--- Begin ---
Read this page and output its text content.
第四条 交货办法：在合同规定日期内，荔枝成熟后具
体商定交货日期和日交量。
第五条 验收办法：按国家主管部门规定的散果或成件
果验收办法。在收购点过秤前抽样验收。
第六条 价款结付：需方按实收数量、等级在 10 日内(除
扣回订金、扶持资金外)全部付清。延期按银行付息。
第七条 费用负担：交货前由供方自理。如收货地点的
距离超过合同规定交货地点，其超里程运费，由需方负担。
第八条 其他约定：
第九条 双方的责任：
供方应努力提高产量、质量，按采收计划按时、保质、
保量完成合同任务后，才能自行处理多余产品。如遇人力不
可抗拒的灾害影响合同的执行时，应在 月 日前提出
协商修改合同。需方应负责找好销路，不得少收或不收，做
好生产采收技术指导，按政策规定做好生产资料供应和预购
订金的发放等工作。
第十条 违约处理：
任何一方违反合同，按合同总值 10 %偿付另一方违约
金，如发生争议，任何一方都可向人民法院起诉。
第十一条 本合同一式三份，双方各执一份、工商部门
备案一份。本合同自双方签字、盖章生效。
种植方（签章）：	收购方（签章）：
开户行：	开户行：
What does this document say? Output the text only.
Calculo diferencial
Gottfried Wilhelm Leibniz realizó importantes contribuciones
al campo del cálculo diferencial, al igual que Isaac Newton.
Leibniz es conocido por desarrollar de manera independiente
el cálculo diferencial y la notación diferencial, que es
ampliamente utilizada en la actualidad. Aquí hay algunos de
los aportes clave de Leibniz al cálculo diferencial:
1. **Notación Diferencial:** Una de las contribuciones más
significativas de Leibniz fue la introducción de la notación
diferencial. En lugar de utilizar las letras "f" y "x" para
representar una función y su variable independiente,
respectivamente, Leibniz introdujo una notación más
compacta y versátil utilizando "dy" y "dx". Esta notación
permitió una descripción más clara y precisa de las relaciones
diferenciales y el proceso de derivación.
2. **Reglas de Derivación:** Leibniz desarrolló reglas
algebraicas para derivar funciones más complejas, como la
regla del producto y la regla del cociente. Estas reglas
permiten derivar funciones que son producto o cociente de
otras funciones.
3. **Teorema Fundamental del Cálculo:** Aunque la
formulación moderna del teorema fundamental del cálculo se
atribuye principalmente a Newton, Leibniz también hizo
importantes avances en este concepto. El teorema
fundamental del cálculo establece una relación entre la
--- End ---
#### [OBJECTIVE]
Your answer should be a single number: how many lines in the data above include "producto"?

#### [EXERCISE RESULT]
2